• **Stated problem**
Gather all lines in the data that hold the string "title".

··· Material shown ···

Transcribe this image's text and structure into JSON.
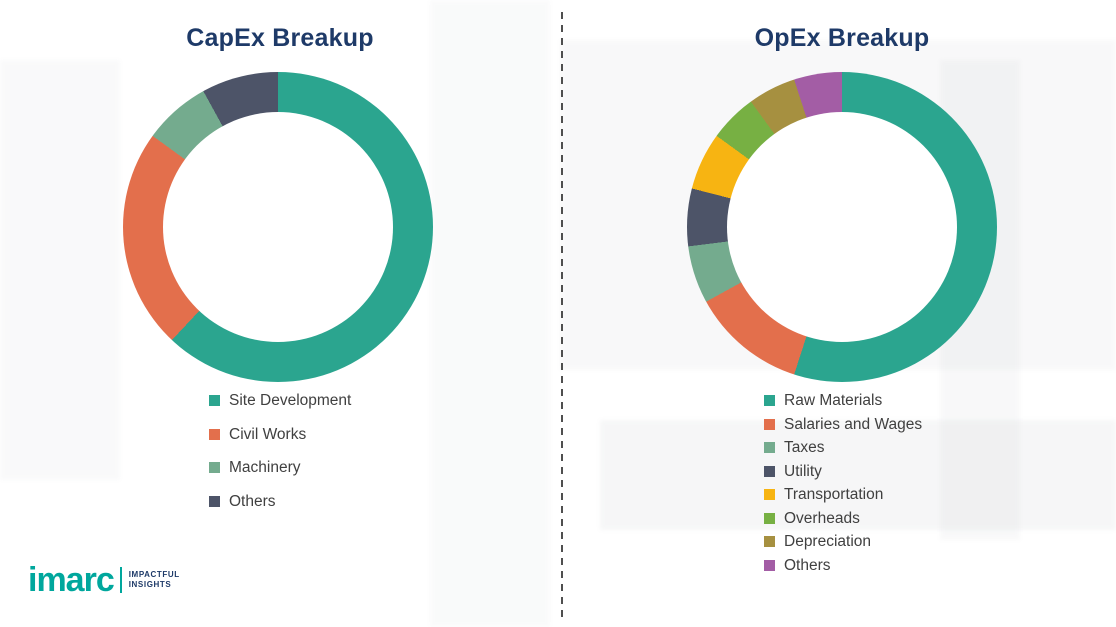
{
  "logo": {
    "brand": "imarc",
    "tagline_line1": "IMPACTFUL",
    "tagline_line2": "INSIGHTS"
  },
  "chart_data": [
    {
      "type": "pie",
      "subtype": "donut",
      "title": "CapEx Breakup",
      "categories": [
        "Site Development",
        "Civil Works",
        "Machinery",
        "Others"
      ],
      "values": [
        62,
        23,
        7,
        8
      ],
      "colors": [
        "#2BA58F",
        "#E36F4C",
        "#74AB8E",
        "#4D5468"
      ],
      "unit": "percent",
      "legend_position": "bottom",
      "start_angle_deg": 0,
      "direction": "clockwise"
    },
    {
      "type": "pie",
      "subtype": "donut",
      "title": "OpEx Breakup",
      "categories": [
        "Raw Materials",
        "Salaries and Wages",
        "Taxes",
        "Utility",
        "Transportation",
        "Overheads",
        "Depreciation",
        "Others"
      ],
      "values": [
        55,
        12,
        6,
        6,
        6,
        5,
        5,
        5
      ],
      "colors": [
        "#2BA58F",
        "#E36F4C",
        "#74AB8E",
        "#4D5468",
        "#F7B412",
        "#77B043",
        "#A69040",
        "#A35DA5"
      ],
      "unit": "percent",
      "legend_position": "bottom",
      "start_angle_deg": 0,
      "direction": "clockwise"
    }
  ]
}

···

• **Result of the exercise**
      "title": "CapEx Breakup",
      "title": "OpEx Breakup",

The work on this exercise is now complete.